#### Stored rows ####

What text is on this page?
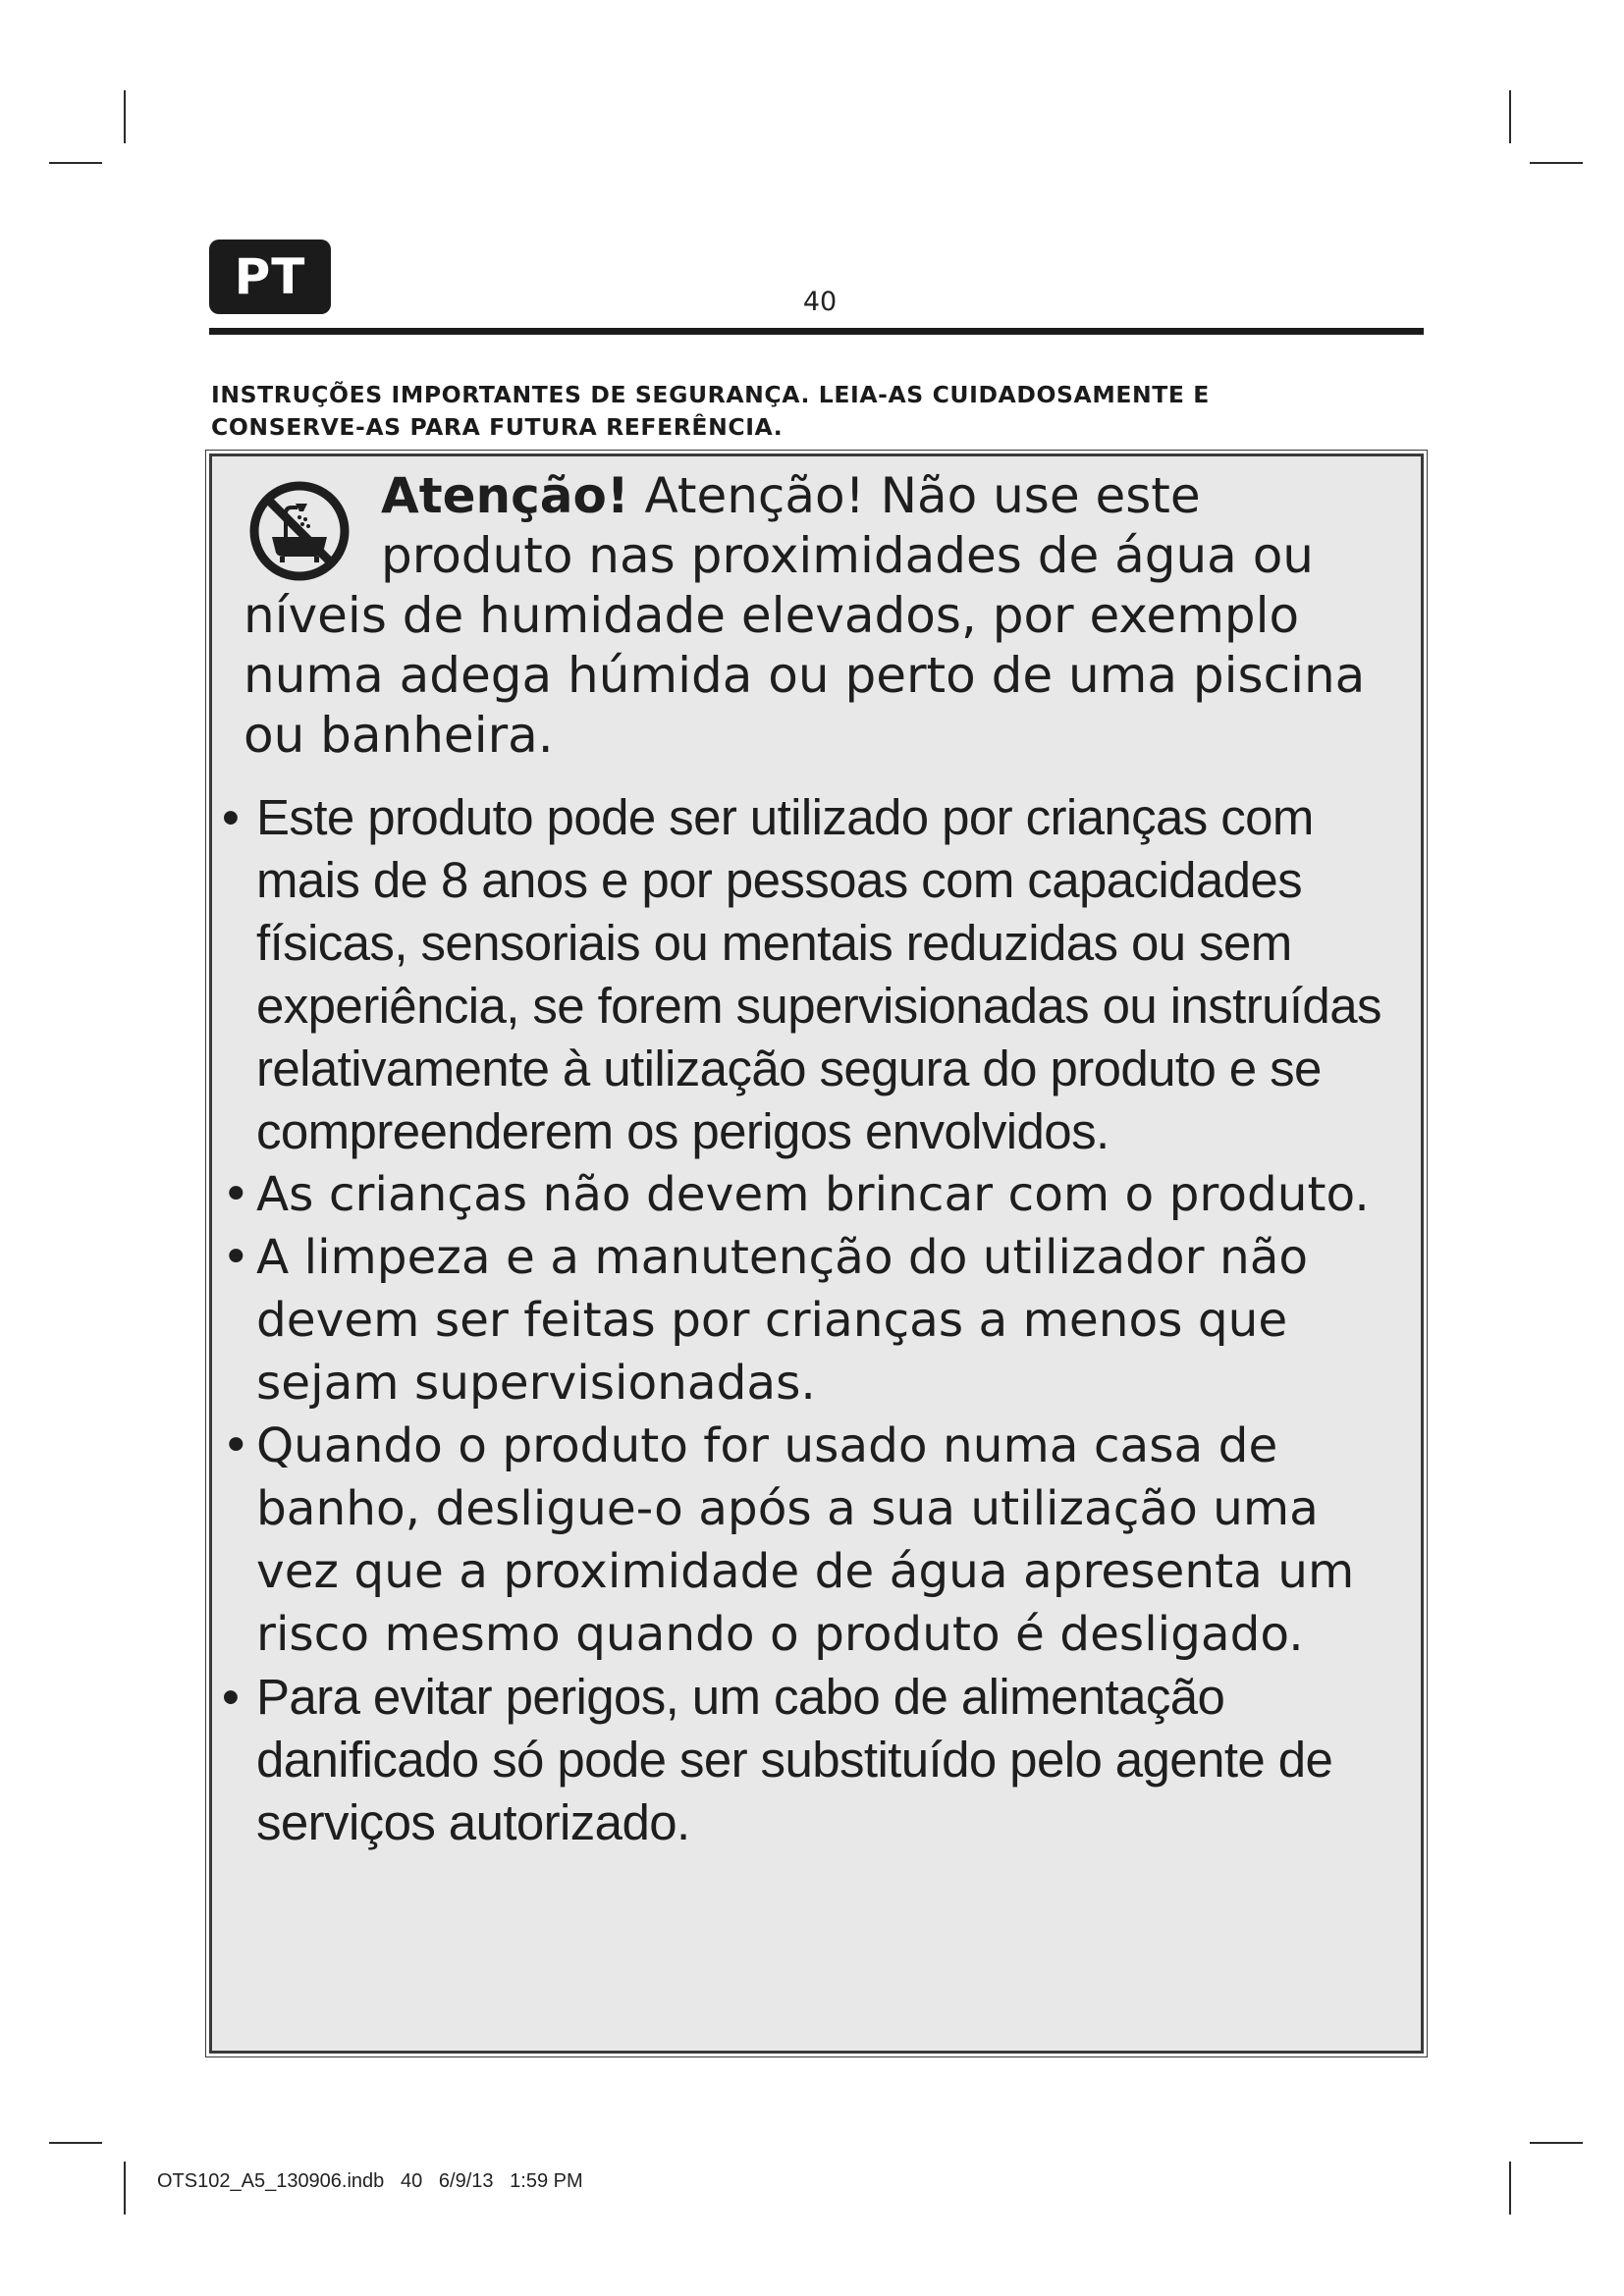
PT	40
INSTRUÇÕES IMPORTANTES DE SEGURANÇA. LEIA-AS CUIDADOSAMENTE E
CONSERVE-AS PARA FUTURA REFERÊNCIA.
Atenção! Atenção! Não use este produto nas proximidades de água ou níveis de humidade elevados, por exemplo numa adega húmida ou perto de uma piscina ou banheira.
• Este produto pode ser utilizado por crianças com mais de 8 anos e por pessoas com capacidades físicas, sensoriais ou mentais reduzidas ou sem experiência, se forem supervisionadas ou instruídas relativamente à utilização segura do produto e se compreenderem os perigos envolvidos.
• As crianças não devem brincar com o produto.
• A limpeza e a manutenção do utilizador não devem ser feitas por crianças a menos que sejam supervisionadas.
• Quando o produto for usado numa casa de banho, desligue-o após a sua utilização uma vez que a proximidade de água apresenta um risco mesmo quando o produto é desligado.
• Para evitar perigos, um cabo de alimentação danificado só pode ser substituído pelo agente de serviços autorizado.
OTS102_A5_130906.indb   40   6/9/13   1:59 PM
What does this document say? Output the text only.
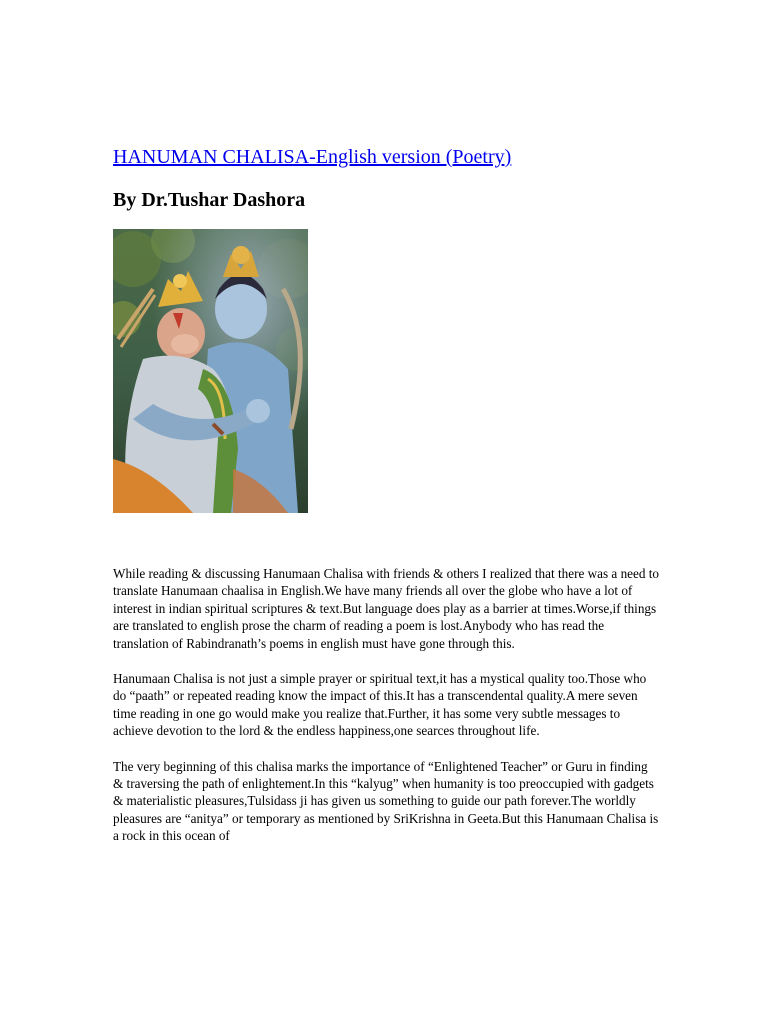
HANUMAN CHALISA-English version (Poetry)
By Dr.Tushar Dashora

While reading & discussing Hanumaan Chalisa with friends & others I realized that there was a need to translate Hanumaan chaalisa in English.We have many friends all over the globe who have a lot of interest in indian spiritual scriptures & text.But language does play as a barrier at times.Worse,if things are translated to english prose the charm of reading a poem is lost.Anybody who has read the translation of Rabindranath’s poems in english must have gone through this.

Hanumaan Chalisa is not just a simple prayer or spiritual text,it has a mystical quality too.Those who do “paath” or repeated reading know the impact of this.It has a transcendental quality.A mere seven time reading in one go would make you realize that.Further, it has some very subtle messages to achieve devotion to the lord & the endless happiness,one searces throughout life.

The very beginning of this chalisa marks the importance of “Enlightened Teacher” or Guru in finding & traversing the path of enlightement.In this “kalyug” when humanity is too preoccupied with gadgets & materialistic pleasures,Tulsidass ji has given us something to guide our path forever.The worldly pleasures are “anitya” or temporary as mentioned by SriKrishna in Geeta.But this Hanumaan Chalisa is a rock in this ocean of
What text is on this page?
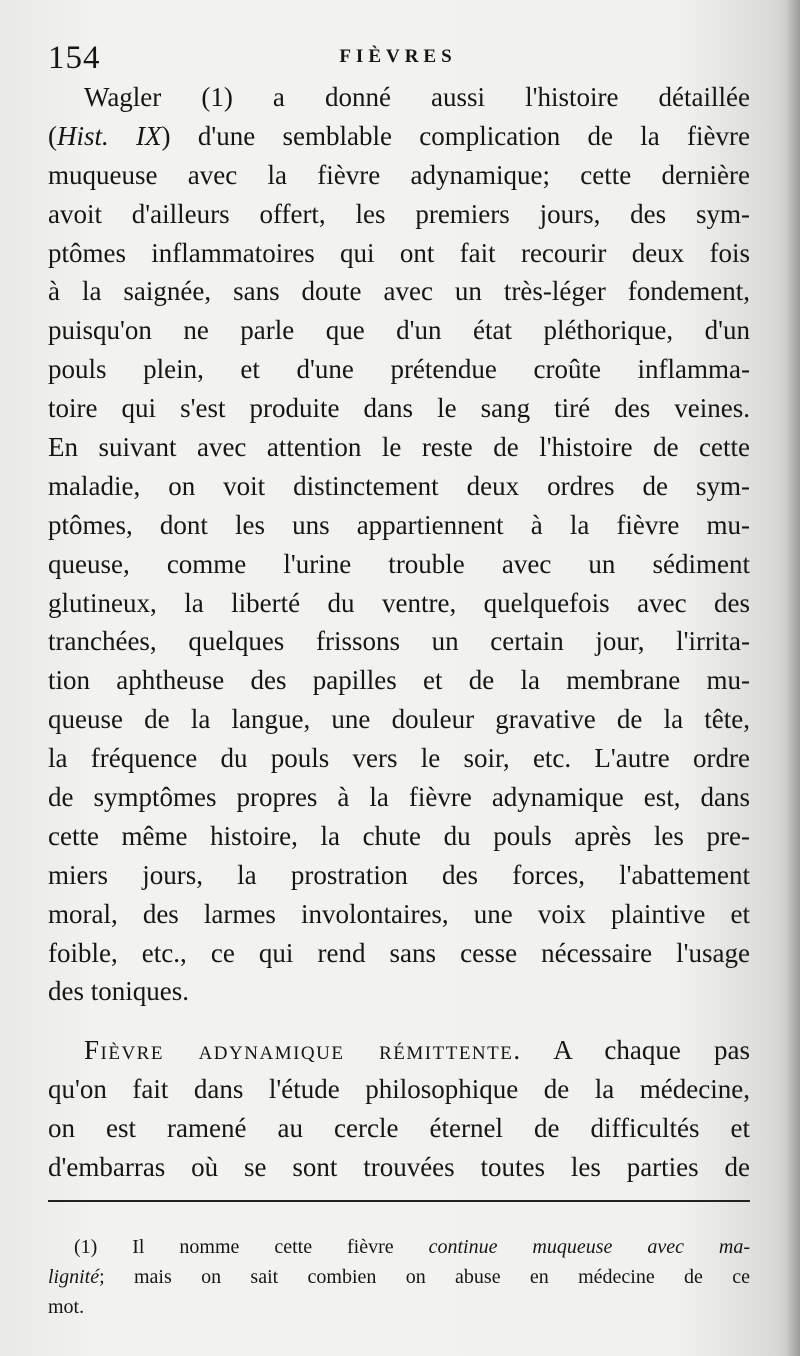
154	FIÈVRES
Wagler (1) a donné aussi l'histoire détaillée
(Hist. IX) d'une semblable complication de la fièvre
muqueuse avec la fièvre adynamique; cette dernière
avoit d'ailleurs offert, les premiers jours, des sym-
ptômes inflammatoires qui ont fait recourir deux fois
à la saignée, sans doute avec un très-léger fondement,
puisqu'on ne parle que d'un état pléthorique, d'un
pouls plein, et d'une prétendue croûte inflamma-
toire qui s'est produite dans le sang tiré des veines.
En suivant avec attention le reste de l'histoire de cette
maladie, on voit distinctement deux ordres de sym-
ptômes, dont les uns appartiennent à la fièvre mu-
queuse, comme l'urine trouble avec un sédiment
glutineux, la liberté du ventre, quelquefois avec des
tranchées, quelques frissons un certain jour, l'irrita-
tion aphtheuse des papilles et de la membrane mu-
queuse de la langue, une douleur gravative de la tête,
la fréquence du pouls vers le soir, etc. L'autre ordre
de symptômes propres à la fièvre adynamique est, dans
cette même histoire, la chute du pouls après les pre-
miers jours, la prostration des forces, l'abattement
moral, des larmes involontaires, une voix plaintive et
foible, etc., ce qui rend sans cesse nécessaire l'usage
des toniques.
Fièvre adynamique rémittente. A chaque pas
qu'on fait dans l'étude philosophique de la médecine,
on est ramené au cercle éternel de difficultés et
d'embarras où se sont trouvées toutes les parties de
(1) Il nomme cette fièvre continue muqueuse avec ma-
lignité; mais on sait combien on abuse en médecine de ce
mot.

####

▶ _Given problem_: Write the records out again in full, exactly, and skip every picture.

▶ _Response to the task_:
What text is on this page?
PT	40
INSTRUÇÕES IMPORTANTES DE SEGURANÇA. LEIA-AS CUIDADOSAMENTE E
CONSERVE-AS PARA FUTURA REFERÊNCIA.
Atenção! Atenção! Não use este produto nas proximidades de água ou níveis de humidade elevados, por exemplo numa adega húmida ou perto de uma piscina ou banheira.
• Este produto pode ser utilizado por crianças com mais de 8 anos e por pessoas com capacidades físicas, sensoriais ou mentais reduzidas ou sem experiência, se forem supervisionadas ou instruídas relativamente à utilização segura do produto e se compreenderem os perigos envolvidos.
• As crianças não devem brincar com o produto.
• A limpeza e a manutenção do utilizador não devem ser feitas por crianças a menos que sejam supervisionadas.
• Quando o produto for usado numa casa de banho, desligue-o após a sua utilização uma vez que a proximidade de água apresenta um risco mesmo quando o produto é desligado.
• Para evitar perigos, um cabo de alimentação danificado só pode ser substituído pelo agente de serviços autorizado.
OTS102_A5_130906.indb   40   6/9/13   1:59 PM
What does this document say? Output the text only.
HANUMAN CHALISA-English version (Poetry)
By Dr.Tushar Dashora

While reading & discussing Hanumaan Chalisa with friends & others I realized that there was a need to translate Hanumaan chaalisa in English.We have many friends all over the globe who have a lot of interest in indian spiritual scriptures & text.But language does play as a barrier at times.Worse,if things are translated to english prose the charm of reading a poem is lost.Anybody who has read the translation of Rabindranath’s poems in english must have gone through this.

Hanumaan Chalisa is not just a simple prayer or spiritual text,it has a mystical quality too.Those who do “paath” or repeated reading know the impact of this.It has a transcendental quality.A mere seven time reading in one go would make you realize that.Further, it has some very subtle messages to achieve devotion to the lord & the endless happiness,one searces throughout life.

The very beginning of this chalisa marks the importance of “Enlightened Teacher” or Guru in finding & traversing the path of enlightement.In this “kalyug” when humanity is too preoccupied with gadgets & materialistic pleasures,Tulsidass ji has given us something to guide our path forever.The worldly pleasures are “anitya” or temporary as mentioned by SriKrishna in Geeta.But this Hanumaan Chalisa is a rock in this ocean of
What text is on this page?
154	FIÈVRES
Wagler (1) a donné aussi l'histoire détaillée
(Hist. IX) d'une semblable complication de la fièvre
muqueuse avec la fièvre adynamique; cette dernière
avoit d'ailleurs offert, les premiers jours, des sym-
ptômes inflammatoires qui ont fait recourir deux fois
à la saignée, sans doute avec un très-léger fondement,
puisqu'on ne parle que d'un état pléthorique, d'un
pouls plein, et d'une prétendue croûte inflamma-
toire qui s'est produite dans le sang tiré des veines.
En suivant avec attention le reste de l'histoire de cette
maladie, on voit distinctement deux ordres de sym-
ptômes, dont les uns appartiennent à la fièvre mu-
queuse, comme l'urine trouble avec un sédiment
glutineux, la liberté du ventre, quelquefois avec des
tranchées, quelques frissons un certain jour, l'irrita-
tion aphtheuse des papilles et de la membrane mu-
queuse de la langue, une douleur gravative de la tête,
la fréquence du pouls vers le soir, etc. L'autre ordre
de symptômes propres à la fièvre adynamique est, dans
cette même histoire, la chute du pouls après les pre-
miers jours, la prostration des forces, l'abattement
moral, des larmes involontaires, une voix plaintive et
foible, etc., ce qui rend sans cesse nécessaire l'usage
des toniques.
Fièvre adynamique rémittente. A chaque pas
qu'on fait dans l'étude philosophique de la médecine,
on est ramené au cercle éternel de difficultés et
d'embarras où se sont trouvées toutes les parties de
(1) Il nomme cette fièvre continue muqueuse avec ma-
lignité; mais on sait combien on abuse en médecine de ce
mot.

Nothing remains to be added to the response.